Single out the lines of the material that contain "color" and copy them.

---+---

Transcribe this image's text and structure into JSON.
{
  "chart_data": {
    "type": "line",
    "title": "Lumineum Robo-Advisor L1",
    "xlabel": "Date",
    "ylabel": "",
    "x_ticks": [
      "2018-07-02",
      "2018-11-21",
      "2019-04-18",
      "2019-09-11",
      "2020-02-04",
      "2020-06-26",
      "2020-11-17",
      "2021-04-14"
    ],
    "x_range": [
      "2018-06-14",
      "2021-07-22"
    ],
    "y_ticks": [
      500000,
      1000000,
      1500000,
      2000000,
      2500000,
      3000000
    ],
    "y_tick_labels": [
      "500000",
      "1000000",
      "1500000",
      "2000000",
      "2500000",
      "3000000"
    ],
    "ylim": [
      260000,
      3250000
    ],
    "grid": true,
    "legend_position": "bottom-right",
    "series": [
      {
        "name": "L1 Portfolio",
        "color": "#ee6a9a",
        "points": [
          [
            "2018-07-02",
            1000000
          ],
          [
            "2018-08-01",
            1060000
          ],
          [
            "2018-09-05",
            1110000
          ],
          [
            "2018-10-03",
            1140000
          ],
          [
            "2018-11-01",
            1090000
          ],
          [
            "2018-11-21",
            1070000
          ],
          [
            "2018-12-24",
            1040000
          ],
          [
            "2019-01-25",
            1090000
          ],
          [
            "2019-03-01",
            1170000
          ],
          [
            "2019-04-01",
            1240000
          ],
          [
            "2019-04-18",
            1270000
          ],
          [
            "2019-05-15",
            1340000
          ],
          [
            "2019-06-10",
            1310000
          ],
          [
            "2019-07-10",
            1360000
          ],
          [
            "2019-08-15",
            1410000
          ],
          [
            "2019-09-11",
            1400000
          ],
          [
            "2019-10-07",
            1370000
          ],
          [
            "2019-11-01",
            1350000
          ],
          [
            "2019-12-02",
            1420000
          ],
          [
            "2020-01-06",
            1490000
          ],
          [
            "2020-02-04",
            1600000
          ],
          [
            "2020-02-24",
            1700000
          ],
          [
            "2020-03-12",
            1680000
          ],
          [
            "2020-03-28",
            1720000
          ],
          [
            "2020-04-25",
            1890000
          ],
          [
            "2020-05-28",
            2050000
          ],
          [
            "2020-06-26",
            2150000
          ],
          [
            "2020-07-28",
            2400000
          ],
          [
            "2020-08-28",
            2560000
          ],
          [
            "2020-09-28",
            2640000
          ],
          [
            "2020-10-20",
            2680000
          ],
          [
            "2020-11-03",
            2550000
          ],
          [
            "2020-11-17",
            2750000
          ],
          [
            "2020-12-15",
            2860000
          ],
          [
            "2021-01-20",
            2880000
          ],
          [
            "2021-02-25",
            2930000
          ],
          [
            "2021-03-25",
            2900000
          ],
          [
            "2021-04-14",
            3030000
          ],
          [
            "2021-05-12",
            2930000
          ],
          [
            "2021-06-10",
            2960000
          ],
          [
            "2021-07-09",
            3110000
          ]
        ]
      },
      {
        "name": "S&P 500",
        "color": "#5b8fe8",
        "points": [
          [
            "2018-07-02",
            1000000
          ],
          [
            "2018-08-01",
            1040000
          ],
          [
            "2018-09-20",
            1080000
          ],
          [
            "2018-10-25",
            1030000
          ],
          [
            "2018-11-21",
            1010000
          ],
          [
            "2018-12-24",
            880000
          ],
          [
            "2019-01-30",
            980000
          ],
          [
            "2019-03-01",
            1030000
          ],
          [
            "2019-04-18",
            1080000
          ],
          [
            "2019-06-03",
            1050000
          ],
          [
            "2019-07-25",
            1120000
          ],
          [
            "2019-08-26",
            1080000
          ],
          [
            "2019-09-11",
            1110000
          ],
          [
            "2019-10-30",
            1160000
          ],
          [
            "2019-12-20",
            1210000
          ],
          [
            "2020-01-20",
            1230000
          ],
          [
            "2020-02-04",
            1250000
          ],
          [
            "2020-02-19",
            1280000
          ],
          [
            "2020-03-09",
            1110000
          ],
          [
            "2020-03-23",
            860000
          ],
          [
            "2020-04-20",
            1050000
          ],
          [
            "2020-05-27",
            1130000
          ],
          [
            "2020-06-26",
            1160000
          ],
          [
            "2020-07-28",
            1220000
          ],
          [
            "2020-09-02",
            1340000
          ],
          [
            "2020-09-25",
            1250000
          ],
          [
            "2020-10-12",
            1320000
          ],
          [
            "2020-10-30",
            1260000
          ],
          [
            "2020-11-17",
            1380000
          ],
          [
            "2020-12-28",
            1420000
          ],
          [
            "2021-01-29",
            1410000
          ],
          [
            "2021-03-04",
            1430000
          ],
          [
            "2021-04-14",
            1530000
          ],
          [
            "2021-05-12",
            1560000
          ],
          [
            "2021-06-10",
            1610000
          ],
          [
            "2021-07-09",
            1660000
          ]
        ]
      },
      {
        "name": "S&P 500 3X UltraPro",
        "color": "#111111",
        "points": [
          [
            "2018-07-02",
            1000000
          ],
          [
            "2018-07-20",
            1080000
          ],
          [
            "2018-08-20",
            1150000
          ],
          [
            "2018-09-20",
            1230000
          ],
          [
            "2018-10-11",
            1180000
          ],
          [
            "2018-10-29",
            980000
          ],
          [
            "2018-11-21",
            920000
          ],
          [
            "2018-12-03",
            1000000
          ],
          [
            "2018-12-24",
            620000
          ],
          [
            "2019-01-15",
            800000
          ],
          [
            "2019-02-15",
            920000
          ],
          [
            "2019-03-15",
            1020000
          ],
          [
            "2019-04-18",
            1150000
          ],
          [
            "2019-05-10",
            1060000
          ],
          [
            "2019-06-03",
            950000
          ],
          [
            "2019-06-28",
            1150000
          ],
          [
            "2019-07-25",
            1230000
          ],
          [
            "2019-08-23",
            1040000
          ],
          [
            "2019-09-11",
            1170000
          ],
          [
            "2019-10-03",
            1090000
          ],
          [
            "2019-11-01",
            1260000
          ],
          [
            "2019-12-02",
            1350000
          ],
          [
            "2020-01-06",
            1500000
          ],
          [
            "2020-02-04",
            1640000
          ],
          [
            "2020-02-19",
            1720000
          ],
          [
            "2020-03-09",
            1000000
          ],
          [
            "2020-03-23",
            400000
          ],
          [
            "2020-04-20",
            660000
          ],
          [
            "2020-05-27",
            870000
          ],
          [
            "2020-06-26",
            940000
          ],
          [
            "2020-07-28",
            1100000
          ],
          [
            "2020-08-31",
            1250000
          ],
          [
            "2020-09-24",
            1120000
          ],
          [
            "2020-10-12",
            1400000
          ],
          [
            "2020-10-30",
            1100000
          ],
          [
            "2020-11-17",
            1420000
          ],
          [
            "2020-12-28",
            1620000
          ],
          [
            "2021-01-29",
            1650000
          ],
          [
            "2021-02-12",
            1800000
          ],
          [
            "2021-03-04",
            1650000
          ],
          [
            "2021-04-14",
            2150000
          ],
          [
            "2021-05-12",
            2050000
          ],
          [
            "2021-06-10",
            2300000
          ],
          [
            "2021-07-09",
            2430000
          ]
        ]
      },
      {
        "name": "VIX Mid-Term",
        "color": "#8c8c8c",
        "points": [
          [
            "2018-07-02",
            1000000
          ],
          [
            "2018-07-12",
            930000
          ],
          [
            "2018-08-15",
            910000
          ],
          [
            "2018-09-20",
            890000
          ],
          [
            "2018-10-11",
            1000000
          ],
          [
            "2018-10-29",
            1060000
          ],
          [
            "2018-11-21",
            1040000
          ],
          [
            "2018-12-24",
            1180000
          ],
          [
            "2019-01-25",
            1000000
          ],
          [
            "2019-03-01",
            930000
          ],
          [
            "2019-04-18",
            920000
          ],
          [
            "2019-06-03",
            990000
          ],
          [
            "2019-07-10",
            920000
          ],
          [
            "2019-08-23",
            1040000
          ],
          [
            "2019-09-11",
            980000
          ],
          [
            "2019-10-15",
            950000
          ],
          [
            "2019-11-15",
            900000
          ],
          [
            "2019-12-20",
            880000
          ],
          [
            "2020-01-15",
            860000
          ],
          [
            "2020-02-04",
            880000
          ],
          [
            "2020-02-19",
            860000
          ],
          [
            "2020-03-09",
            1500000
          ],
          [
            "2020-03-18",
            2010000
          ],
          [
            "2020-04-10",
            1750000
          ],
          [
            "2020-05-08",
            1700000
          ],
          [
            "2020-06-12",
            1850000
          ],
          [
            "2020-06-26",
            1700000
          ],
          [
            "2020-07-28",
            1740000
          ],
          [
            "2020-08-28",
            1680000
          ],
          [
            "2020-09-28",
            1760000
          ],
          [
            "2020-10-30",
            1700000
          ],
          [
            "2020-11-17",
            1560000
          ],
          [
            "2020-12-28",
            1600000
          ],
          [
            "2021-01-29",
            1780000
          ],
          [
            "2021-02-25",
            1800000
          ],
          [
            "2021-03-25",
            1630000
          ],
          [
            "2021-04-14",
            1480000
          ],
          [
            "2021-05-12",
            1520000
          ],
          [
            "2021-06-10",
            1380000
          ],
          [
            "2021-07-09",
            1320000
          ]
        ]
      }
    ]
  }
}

---+---

__OUTPUT__.
        "color": "#ee6a9a",
        "color": "#5b8fe8",
        "color": "#111111",
        "color": "#8c8c8c",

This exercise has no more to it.